OBJECTIVE » Write out the records that appear below, verbatim and complete, but without pictures.

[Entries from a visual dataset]
--- --- ---

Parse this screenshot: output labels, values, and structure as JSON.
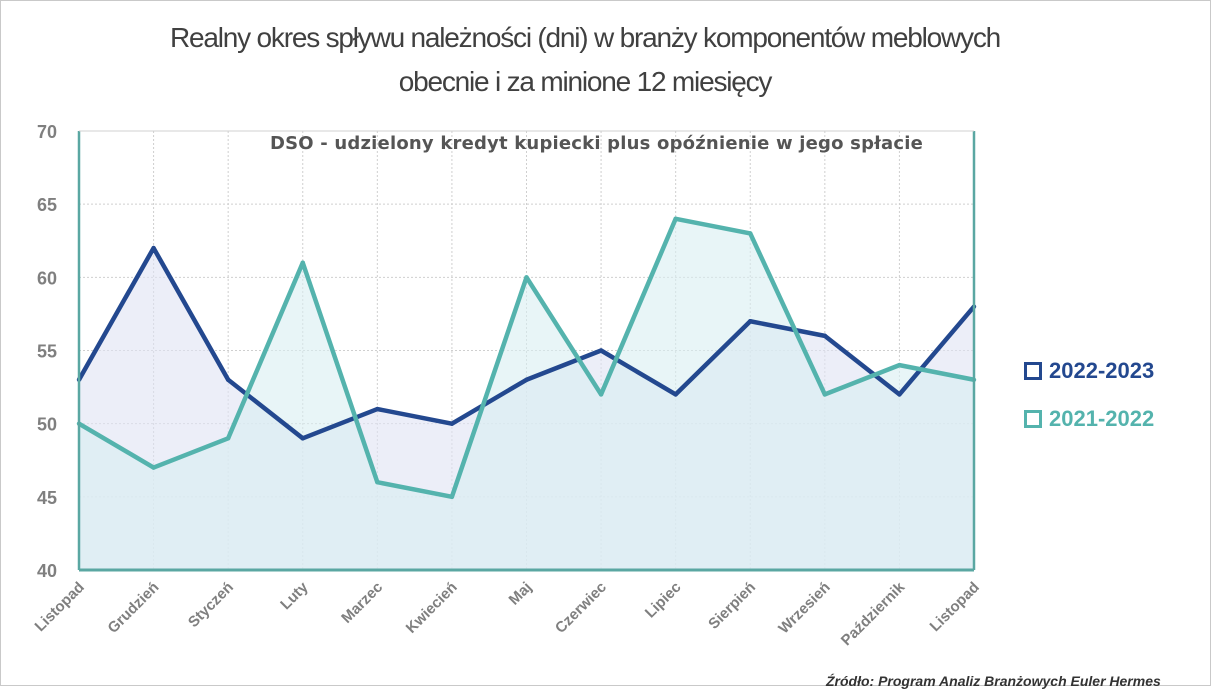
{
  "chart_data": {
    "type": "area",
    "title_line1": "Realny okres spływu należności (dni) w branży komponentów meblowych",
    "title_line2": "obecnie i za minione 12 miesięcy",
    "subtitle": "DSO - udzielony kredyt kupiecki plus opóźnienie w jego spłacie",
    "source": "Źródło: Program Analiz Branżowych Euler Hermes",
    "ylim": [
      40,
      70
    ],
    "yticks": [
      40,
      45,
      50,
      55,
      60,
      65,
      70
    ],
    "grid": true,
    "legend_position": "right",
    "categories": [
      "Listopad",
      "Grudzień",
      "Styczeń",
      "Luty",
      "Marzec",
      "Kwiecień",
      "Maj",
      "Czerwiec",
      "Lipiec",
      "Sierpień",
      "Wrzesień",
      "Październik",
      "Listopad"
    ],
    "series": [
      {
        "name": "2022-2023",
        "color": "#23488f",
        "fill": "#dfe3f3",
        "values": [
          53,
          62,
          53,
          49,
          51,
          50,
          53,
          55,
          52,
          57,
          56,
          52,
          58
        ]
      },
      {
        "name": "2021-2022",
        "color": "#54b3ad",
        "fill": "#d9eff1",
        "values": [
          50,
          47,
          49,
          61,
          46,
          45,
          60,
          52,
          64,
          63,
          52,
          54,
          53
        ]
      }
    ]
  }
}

--- --- ---

RESPONSE »
Parse this screenshot: output labels, values, and structure as JSON.
{
  "chart_data": {
    "type": "area",
    "title_line1": "Realny okres spływu należności (dni) w branży komponentów meblowych",
    "title_line2": "obecnie i za minione 12 miesięcy",
    "subtitle": "DSO - udzielony kredyt kupiecki plus opóźnienie w jego spłacie",
    "source": "Źródło: Program Analiz Branżowych Euler Hermes",
    "ylim": [
      40,
      70
    ],
    "yticks": [
      40,
      45,
      50,
      55,
      60,
      65,
      70
    ],
    "grid": true,
    "legend_position": "right",
    "categories": [
      "Listopad",
      "Grudzień",
      "Styczeń",
      "Luty",
      "Marzec",
      "Kwiecień",
      "Maj",
      "Czerwiec",
      "Lipiec",
      "Sierpień",
      "Wrzesień",
      "Październik",
      "Listopad"
    ],
    "series": [
      {
        "name": "2022-2023",
        "color": "#23488f",
        "fill": "#dfe3f3",
        "values": [
          53,
          62,
          53,
          49,
          51,
          50,
          53,
          55,
          52,
          57,
          56,
          52,
          58
        ]
      },
      {
        "name": "2021-2022",
        "color": "#54b3ad",
        "fill": "#d9eff1",
        "values": [
          50,
          47,
          49,
          61,
          46,
          45,
          60,
          52,
          64,
          63,
          52,
          54,
          53
        ]
      }
    ]
  }
}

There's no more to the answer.